── MATERIAL SHOWN ──
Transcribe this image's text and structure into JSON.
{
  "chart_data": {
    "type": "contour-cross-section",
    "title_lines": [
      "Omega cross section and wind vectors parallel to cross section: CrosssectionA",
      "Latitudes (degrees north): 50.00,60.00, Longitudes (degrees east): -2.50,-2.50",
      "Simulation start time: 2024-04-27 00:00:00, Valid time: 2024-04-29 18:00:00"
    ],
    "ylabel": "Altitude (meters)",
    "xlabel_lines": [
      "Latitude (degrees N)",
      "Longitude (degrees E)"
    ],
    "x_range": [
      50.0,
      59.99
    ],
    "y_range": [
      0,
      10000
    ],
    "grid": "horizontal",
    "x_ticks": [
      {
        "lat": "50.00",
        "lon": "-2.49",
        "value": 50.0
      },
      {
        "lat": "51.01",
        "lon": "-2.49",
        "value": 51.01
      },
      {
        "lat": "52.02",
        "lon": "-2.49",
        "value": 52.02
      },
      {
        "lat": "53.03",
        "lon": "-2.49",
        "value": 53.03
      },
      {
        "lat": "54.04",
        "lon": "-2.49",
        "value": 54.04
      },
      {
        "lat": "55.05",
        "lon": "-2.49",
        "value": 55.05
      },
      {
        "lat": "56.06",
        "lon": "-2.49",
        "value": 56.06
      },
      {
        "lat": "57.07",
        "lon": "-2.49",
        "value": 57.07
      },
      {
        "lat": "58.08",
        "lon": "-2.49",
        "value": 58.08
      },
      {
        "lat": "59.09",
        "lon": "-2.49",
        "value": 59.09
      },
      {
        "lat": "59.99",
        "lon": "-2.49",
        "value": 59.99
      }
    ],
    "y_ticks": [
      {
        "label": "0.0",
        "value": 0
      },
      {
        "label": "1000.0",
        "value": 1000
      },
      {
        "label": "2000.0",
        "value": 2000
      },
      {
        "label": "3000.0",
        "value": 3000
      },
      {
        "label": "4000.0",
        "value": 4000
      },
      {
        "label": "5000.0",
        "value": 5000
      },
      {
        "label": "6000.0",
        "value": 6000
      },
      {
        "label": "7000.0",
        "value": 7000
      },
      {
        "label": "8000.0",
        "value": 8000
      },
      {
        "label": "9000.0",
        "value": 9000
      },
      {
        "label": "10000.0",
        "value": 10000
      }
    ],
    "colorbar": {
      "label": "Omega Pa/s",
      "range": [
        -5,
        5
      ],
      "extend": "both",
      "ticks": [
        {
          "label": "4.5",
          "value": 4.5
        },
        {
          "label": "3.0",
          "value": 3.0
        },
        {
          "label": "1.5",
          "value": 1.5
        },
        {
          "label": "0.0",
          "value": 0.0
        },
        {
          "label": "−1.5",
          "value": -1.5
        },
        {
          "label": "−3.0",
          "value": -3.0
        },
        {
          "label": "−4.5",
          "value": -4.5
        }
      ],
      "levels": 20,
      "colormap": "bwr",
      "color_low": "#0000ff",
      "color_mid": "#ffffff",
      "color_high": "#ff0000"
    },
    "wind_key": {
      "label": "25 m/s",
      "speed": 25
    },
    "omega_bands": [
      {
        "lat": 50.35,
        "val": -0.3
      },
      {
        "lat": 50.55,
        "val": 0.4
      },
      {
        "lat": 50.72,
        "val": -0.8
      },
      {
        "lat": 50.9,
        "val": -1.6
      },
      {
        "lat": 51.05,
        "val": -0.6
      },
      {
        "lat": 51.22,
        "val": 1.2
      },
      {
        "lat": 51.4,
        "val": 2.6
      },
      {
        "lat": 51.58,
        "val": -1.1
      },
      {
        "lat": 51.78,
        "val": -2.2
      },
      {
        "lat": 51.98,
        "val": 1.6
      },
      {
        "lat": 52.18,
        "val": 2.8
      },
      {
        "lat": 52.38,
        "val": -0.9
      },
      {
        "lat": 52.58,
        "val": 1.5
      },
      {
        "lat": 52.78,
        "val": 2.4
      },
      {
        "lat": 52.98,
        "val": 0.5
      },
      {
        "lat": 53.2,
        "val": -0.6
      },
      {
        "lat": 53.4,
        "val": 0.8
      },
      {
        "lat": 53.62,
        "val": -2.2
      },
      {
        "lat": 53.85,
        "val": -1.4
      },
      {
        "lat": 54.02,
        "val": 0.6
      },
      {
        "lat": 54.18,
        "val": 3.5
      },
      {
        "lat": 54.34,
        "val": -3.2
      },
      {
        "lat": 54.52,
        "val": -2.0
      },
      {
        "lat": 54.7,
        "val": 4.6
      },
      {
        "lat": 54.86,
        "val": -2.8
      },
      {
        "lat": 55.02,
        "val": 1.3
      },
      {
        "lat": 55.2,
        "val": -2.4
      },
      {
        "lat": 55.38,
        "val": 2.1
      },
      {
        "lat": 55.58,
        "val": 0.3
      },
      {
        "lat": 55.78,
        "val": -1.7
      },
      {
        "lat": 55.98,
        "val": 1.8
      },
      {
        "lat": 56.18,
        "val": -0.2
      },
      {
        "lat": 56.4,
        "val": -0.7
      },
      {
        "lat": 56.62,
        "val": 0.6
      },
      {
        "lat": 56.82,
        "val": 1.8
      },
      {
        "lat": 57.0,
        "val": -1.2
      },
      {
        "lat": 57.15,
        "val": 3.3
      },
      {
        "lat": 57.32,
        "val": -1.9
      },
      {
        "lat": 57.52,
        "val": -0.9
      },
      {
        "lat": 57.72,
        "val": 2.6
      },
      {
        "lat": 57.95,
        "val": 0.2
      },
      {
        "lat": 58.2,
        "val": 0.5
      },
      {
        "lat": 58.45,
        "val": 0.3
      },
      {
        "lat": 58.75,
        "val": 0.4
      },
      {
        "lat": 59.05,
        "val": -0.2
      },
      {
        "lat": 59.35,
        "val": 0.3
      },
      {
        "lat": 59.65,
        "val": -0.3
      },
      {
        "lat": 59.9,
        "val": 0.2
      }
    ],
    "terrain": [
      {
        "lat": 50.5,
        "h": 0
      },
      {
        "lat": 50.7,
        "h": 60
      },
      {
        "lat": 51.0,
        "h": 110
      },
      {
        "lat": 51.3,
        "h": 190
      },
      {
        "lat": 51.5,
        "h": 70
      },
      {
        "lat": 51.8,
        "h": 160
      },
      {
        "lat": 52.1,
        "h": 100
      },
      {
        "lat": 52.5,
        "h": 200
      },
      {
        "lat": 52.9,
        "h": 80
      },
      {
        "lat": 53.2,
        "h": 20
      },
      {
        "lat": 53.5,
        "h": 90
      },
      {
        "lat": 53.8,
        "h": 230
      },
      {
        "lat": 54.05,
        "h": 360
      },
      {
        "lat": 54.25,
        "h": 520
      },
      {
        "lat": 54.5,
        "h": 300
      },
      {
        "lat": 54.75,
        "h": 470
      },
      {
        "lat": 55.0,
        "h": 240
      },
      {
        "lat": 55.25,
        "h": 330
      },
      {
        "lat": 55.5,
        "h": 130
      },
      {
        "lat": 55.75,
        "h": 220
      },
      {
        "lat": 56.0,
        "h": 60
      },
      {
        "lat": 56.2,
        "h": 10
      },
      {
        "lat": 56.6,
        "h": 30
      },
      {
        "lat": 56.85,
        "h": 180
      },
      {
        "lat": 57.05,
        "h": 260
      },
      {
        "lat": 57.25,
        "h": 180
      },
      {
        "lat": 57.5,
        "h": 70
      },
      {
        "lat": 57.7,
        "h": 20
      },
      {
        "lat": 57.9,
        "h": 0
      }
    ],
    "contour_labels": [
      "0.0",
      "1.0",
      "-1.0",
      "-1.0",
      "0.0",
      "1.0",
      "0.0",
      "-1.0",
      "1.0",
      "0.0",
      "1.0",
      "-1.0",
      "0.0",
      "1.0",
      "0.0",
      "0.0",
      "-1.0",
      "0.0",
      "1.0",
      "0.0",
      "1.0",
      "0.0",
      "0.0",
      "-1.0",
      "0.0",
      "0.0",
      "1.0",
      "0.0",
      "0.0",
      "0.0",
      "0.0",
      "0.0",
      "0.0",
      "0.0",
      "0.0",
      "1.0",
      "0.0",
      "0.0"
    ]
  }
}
───
- [THE REQUEST]: Look over the records above and copy each line that includes the string "section".

- [TASK RESPONSE]:
    "type": "contour-cross-section",
      "Omega cross section and wind vectors parallel to cross section: CrosssectionA",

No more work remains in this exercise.